The problem:
Set all the material down again unchanged, without the pictures.
[Start of Recorded information]
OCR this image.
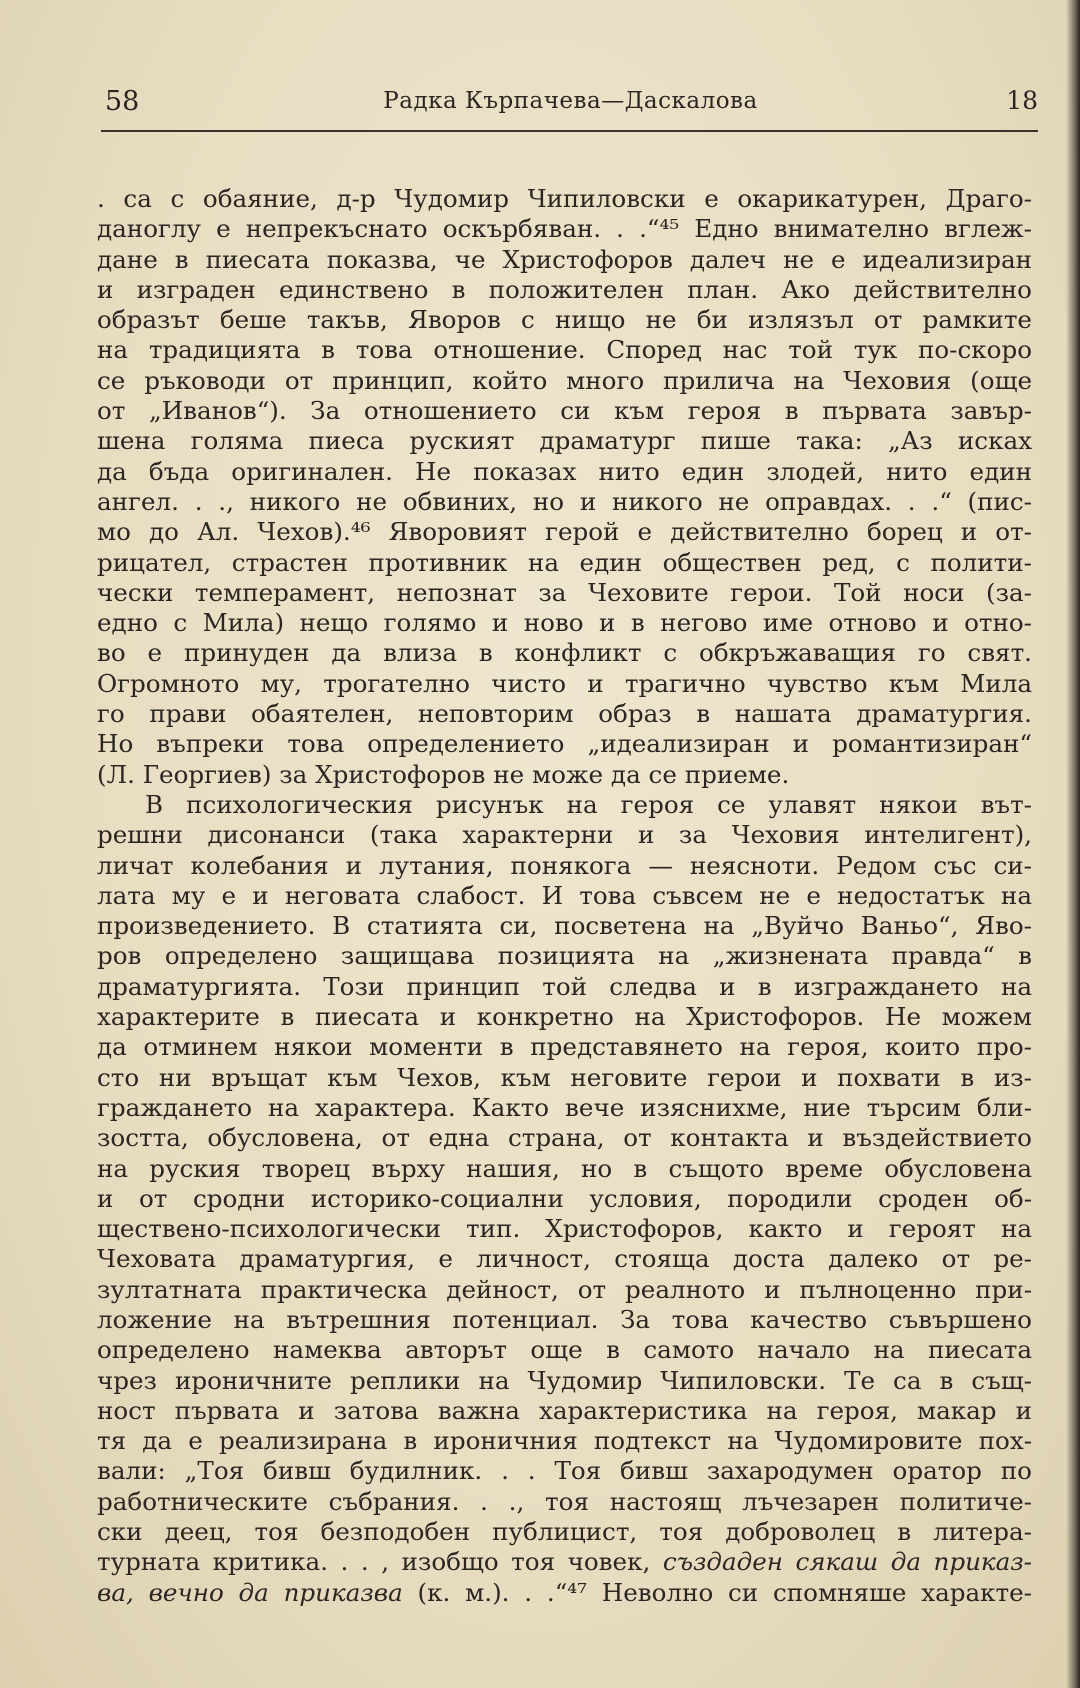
58	Радка Кърпачева—Даскалова	18
. са с обаяние, д-р Чудомир Чипиловски е окарикатурен, Драго-
даноглу е непрекъснато оскърбяван. . .“⁴⁵ Едно внимателно вглеж-
дане в пиесата показва, че Христофоров далеч не е идеализиран
и изграден единствено в положителен план. Ако действително
образът беше такъв, Яворов с нищо не би излязъл от рамките
на традицията в това отношение. Според нас той тук по-скоро
се ръководи от принцип, който много прилича на Чеховия (още
от „Иванов“). За отношението си към героя в първата завър-
шена голяма пиеса руският драматург пише така: „Аз исках
да бъда оригинален. Не показах нито един злодей, нито един
ангел. . ., никого не обвиних, но и никого не оправдах. . .“ (пис-
мо до Ал. Чехов).⁴⁶ Яворовият герой е действително борец и от-
рицател, страстен противник на един обществен ред, с полити-
чески темперамент, непознат за Чеховите герои. Той носи (за-
едно с Мила) нещо голямо и ново и в негово име отново и отно-
во е принуден да влиза в конфликт с обкръжаващия го свят.
Огромното му, трогателно чисто и трагично чувство към Мила
го прави обаятелен, неповторим образ в нашата драматургия.
Но въпреки това определението „идеализиран и романтизиран“
(Л. Георгиев) за Христофоров не може да се приеме.
В психологическия рисунък на героя се улавят някои вът-
решни дисонанси (така характерни и за Чеховия интелигент),
личат колебания и лутания, понякога — неясноти. Редом със си-
лата му е и неговата слабост. И това съвсем не е недостатък на
произведението. В статията си, посветена на „Вуйчо Ваньо“, Яво-
ров определено защищава позицията на „жизнената правда“ в
драматургията. Този принцип той следва и в изграждането на
характерите в пиесата и конкретно на Христофоров. Не можем
да отминем някои моменти в представянето на героя, които про-
сто ни връщат към Чехов, към неговите герои и похвати в из-
граждането на характера. Както вече изяснихме, ние търсим бли-
зостта, обусловена, от една страна, от контакта и въздействието
на руския творец върху нашия, но в същото време обусловена
и от сродни историко-социални условия, породили сроден об-
ществено-психологически тип. Христофоров, както и героят на
Чеховата драматургия, е личност, стояща доста далеко от ре-
зултатната практическа дейност, от реалното и пълноценно при-
ложение на вътрешния потенциал. За това качество съвършено
определено намеква авторът още в самото начало на пиесата
чрез ироничните реплики на Чудомир Чипиловски. Те са в същ-
ност първата и затова важна характеристика на героя, макар и
тя да е реализирана в ироничния подтекст на Чудомировите пох-
вали: „Тоя бивш будилник. . . Тоя бивш захародумен оратор по
работническите събрания. . ., тоя настоящ лъчезарен политиче-
ски деец, тоя безподобен публицист, тоя доброволец в литера-
турната критика. . . , изобщо тоя човек, създаден сякаш да приказ-
ва, вечно да приказва (к. м.). . .“⁴⁷ Неволно си спомняше характе-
[End of Recorded information]
Solution to the problem:
OCR this image.
58	Радка Кърпачева—Даскалова	18
. са с обаяние, д-р Чудомир Чипиловски е окарикатурен, Драго-
даноглу е непрекъснато оскърбяван. . .“⁴⁵ Едно внимателно вглеж-
дане в пиесата показва, че Христофоров далеч не е идеализиран
и изграден единствено в положителен план. Ако действително
образът беше такъв, Яворов с нищо не би излязъл от рамките
на традицията в това отношение. Според нас той тук по-скоро
се ръководи от принцип, който много прилича на Чеховия (още
от „Иванов“). За отношението си към героя в първата завър-
шена голяма пиеса руският драматург пише така: „Аз исках
да бъда оригинален. Не показах нито един злодей, нито един
ангел. . ., никого не обвиних, но и никого не оправдах. . .“ (пис-
мо до Ал. Чехов).⁴⁶ Яворовият герой е действително борец и от-
рицател, страстен противник на един обществен ред, с полити-
чески темперамент, непознат за Чеховите герои. Той носи (за-
едно с Мила) нещо голямо и ново и в негово име отново и отно-
во е принуден да влиза в конфликт с обкръжаващия го свят.
Огромното му, трогателно чисто и трагично чувство към Мила
го прави обаятелен, неповторим образ в нашата драматургия.
Но въпреки това определението „идеализиран и романтизиран“
(Л. Георгиев) за Христофоров не може да се приеме.
В психологическия рисунък на героя се улавят някои вът-
решни дисонанси (така характерни и за Чеховия интелигент),
личат колебания и лутания, понякога — неясноти. Редом със си-
лата му е и неговата слабост. И това съвсем не е недостатък на
произведението. В статията си, посветена на „Вуйчо Ваньо“, Яво-
ров определено защищава позицията на „жизнената правда“ в
драматургията. Този принцип той следва и в изграждането на
характерите в пиесата и конкретно на Христофоров. Не можем
да отминем някои моменти в представянето на героя, които про-
сто ни връщат към Чехов, към неговите герои и похвати в из-
граждането на характера. Както вече изяснихме, ние търсим бли-
зостта, обусловена, от една страна, от контакта и въздействието
на руския творец върху нашия, но в същото време обусловена
и от сродни историко-социални условия, породили сроден об-
ществено-психологически тип. Христофоров, както и героят на
Чеховата драматургия, е личност, стояща доста далеко от ре-
зултатната практическа дейност, от реалното и пълноценно при-
ложение на вътрешния потенциал. За това качество съвършено
определено намеква авторът още в самото начало на пиесата
чрез ироничните реплики на Чудомир Чипиловски. Те са в същ-
ност първата и затова важна характеристика на героя, макар и
тя да е реализирана в ироничния подтекст на Чудомировите пох-
вали: „Тоя бивш будилник. . . Тоя бивш захародумен оратор по
работническите събрания. . ., тоя настоящ лъчезарен политиче-
ски деец, тоя безподобен публицист, тоя доброволец в литера-
турната критика. . . , изобщо тоя човек, създаден сякаш да приказ-
ва, вечно да приказва (к. м.). . .“⁴⁷ Неволно си спомняше характе-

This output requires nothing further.